To do: Update the listing lines from the line with "Text: Qatar: Qatar: [245, 426, 275, 436]" up to and including the line with "Text: Oman: Oman: [245, 414, 276, 424]", replacing "Fuel" with "Oil" and leaving everything else unchanged.

■ ■ ■ ■

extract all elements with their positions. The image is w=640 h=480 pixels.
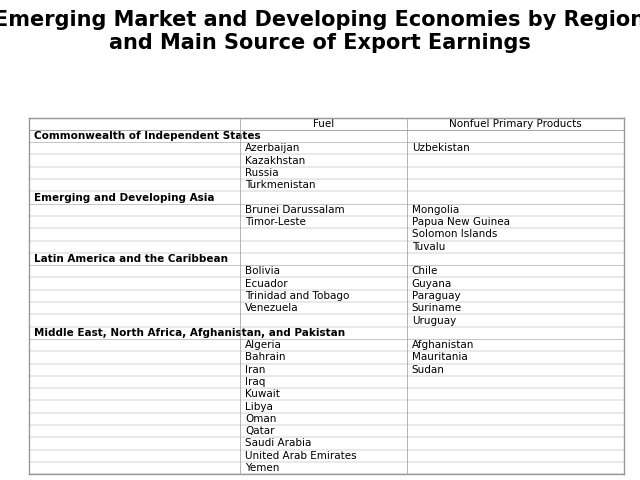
Text: Qatar: Qatar: [245, 426, 275, 436]
Text: Azerbaijan: Azerbaijan: [245, 144, 301, 153]
Text: Commonwealth of Independent States: Commonwealth of Independent States: [34, 131, 260, 141]
Text: Tuvalu: Tuvalu: [412, 242, 445, 252]
Text: Solomon Islands: Solomon Islands: [412, 229, 497, 240]
Text: Suriname: Suriname: [412, 303, 462, 313]
Text: Middle East, North Africa, Afghanistan, and Pakistan: Middle East, North Africa, Afghanistan, …: [34, 328, 345, 338]
Text: Fuel: Fuel: [313, 119, 334, 129]
Text: Kuwait: Kuwait: [245, 389, 280, 399]
Text: Oman: Oman: [245, 414, 276, 424]
Text: Yemen: Yemen: [245, 463, 280, 473]
Text: Afghanistan: Afghanistan: [412, 340, 474, 350]
Text: Chile: Chile: [412, 266, 438, 276]
Text: Kazakhstan: Kazakhstan: [245, 156, 305, 166]
Text: Russia: Russia: [245, 168, 279, 178]
Text: Bahrain: Bahrain: [245, 352, 285, 362]
Text: Uruguay: Uruguay: [412, 315, 456, 325]
Text: Emerging and Developing Asia: Emerging and Developing Asia: [34, 192, 214, 203]
Text: United Arab Emirates: United Arab Emirates: [245, 451, 357, 461]
Text: Nonfuel Primary Products: Nonfuel Primary Products: [449, 119, 582, 129]
Text: Paraguay: Paraguay: [412, 291, 461, 301]
Text: Libya: Libya: [245, 402, 273, 412]
Text: Mongolia: Mongolia: [412, 205, 459, 215]
Text: Saudi Arabia: Saudi Arabia: [245, 439, 312, 448]
Text: Ecuador: Ecuador: [245, 278, 288, 288]
Text: Emerging Market and Developing Economies by Region
and Main Source of Export Ear: Emerging Market and Developing Economies…: [0, 10, 640, 53]
Text: Algeria: Algeria: [245, 340, 282, 350]
Text: Brunei Darussalam: Brunei Darussalam: [245, 205, 345, 215]
Text: Timor-Leste: Timor-Leste: [245, 217, 306, 227]
Text: Turkmenistan: Turkmenistan: [245, 180, 316, 190]
Text: Mauritania: Mauritania: [412, 352, 468, 362]
Text: Papua New Guinea: Papua New Guinea: [412, 217, 510, 227]
Text: Iran: Iran: [245, 365, 266, 375]
Text: Iraq: Iraq: [245, 377, 266, 387]
Text: Latin America and the Caribbean: Latin America and the Caribbean: [34, 254, 228, 264]
Text: Guyana: Guyana: [412, 278, 452, 288]
Text: Bolivia: Bolivia: [245, 266, 280, 276]
Text: Trinidad and Tobago: Trinidad and Tobago: [245, 291, 349, 301]
Text: Venezuela: Venezuela: [245, 303, 299, 313]
Text: Sudan: Sudan: [412, 365, 445, 375]
Text: Uzbekistan: Uzbekistan: [412, 144, 470, 153]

■ ■ ■ ■

Final result:
Text: Qatar: Qatar: [245, 426, 275, 436]
Text: Azerbaijan: Azerbaijan: [245, 144, 301, 153]
Text: Commonwealth of Independent States: Commonwealth of Independent States: [34, 131, 260, 141]
Text: Tuvalu: Tuvalu: [412, 242, 445, 252]
Text: Solomon Islands: Solomon Islands: [412, 229, 497, 240]
Text: Suriname: Suriname: [412, 303, 462, 313]
Text: Middle East, North Africa, Afghanistan, and Pakistan: Middle East, North Africa, Afghanistan, …: [34, 328, 345, 338]
Text: Oil: Oil: [313, 119, 334, 129]
Text: Kuwait: Kuwait: [245, 389, 280, 399]
Text: Oman: Oman: [245, 414, 276, 424]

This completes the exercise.